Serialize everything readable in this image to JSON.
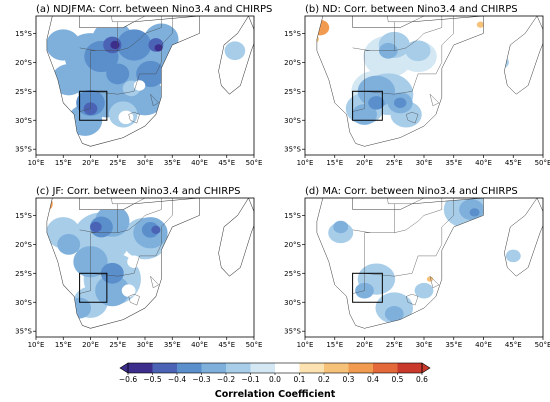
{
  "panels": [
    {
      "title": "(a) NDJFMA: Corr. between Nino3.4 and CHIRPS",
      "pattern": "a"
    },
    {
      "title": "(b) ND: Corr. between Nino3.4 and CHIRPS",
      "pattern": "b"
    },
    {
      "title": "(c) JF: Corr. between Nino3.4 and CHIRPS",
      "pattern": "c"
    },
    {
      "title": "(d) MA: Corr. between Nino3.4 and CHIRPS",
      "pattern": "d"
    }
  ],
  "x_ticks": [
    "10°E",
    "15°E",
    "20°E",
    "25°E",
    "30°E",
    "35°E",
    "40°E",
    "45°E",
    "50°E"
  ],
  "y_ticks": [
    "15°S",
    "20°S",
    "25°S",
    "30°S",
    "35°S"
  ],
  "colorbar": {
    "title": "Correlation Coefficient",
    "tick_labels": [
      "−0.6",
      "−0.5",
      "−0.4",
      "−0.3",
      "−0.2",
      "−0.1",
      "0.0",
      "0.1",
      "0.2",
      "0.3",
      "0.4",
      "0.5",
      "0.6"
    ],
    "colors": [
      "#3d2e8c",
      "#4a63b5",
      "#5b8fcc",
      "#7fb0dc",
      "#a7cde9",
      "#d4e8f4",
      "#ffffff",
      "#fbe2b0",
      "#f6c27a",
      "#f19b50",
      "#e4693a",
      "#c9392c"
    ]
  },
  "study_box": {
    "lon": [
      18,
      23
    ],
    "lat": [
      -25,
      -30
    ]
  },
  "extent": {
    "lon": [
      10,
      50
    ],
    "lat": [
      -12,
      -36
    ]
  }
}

==

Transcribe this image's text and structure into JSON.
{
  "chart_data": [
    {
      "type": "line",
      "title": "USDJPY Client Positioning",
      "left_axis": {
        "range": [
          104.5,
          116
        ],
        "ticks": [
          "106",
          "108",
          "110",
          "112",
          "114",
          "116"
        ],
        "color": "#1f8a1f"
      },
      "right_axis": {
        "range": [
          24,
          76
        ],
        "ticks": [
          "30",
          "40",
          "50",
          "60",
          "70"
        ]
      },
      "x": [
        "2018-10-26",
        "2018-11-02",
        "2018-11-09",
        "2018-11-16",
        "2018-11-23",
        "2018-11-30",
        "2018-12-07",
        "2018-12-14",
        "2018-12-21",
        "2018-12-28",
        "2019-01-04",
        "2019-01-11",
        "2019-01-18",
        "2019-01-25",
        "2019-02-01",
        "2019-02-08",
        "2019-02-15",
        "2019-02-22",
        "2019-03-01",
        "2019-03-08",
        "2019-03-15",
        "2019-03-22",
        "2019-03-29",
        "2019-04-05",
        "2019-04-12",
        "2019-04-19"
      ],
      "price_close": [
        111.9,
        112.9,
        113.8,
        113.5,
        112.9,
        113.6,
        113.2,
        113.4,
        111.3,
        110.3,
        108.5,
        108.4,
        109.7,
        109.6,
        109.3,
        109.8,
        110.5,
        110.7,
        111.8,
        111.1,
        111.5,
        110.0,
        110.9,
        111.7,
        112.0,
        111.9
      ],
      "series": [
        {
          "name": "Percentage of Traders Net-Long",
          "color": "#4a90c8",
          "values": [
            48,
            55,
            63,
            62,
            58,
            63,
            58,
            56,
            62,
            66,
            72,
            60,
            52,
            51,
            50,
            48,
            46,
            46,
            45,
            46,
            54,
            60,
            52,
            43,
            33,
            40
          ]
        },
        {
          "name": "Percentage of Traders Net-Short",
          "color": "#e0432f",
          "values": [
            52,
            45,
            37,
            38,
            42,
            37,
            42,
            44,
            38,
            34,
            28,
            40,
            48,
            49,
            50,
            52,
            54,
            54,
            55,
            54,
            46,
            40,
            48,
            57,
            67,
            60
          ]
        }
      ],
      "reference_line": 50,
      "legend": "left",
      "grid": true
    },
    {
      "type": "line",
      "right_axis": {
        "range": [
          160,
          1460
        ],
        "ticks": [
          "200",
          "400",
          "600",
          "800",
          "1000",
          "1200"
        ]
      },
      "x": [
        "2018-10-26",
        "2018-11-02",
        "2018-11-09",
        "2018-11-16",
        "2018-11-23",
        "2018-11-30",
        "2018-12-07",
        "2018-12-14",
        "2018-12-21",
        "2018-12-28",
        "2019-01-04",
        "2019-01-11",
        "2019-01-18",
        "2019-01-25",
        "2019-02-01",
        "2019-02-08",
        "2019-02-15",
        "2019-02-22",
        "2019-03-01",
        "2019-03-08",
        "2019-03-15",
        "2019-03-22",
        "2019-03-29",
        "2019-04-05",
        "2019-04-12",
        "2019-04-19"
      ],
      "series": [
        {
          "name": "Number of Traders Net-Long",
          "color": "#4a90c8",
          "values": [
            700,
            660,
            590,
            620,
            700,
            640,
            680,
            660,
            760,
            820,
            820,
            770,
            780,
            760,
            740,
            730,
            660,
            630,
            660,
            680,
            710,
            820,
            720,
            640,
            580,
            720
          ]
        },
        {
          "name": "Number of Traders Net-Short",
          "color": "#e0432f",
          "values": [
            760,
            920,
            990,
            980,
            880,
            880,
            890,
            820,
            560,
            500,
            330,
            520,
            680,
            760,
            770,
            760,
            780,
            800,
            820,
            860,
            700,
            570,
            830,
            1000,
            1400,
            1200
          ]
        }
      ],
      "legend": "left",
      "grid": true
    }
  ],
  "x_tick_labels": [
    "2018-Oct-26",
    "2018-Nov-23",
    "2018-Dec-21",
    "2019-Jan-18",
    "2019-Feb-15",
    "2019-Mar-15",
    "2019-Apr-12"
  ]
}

DIRECTIONS FOR THIS TASK: Across the entries above, how many lines contain "pattern"? Provide only the count.

EXPECTED ANSWER: 4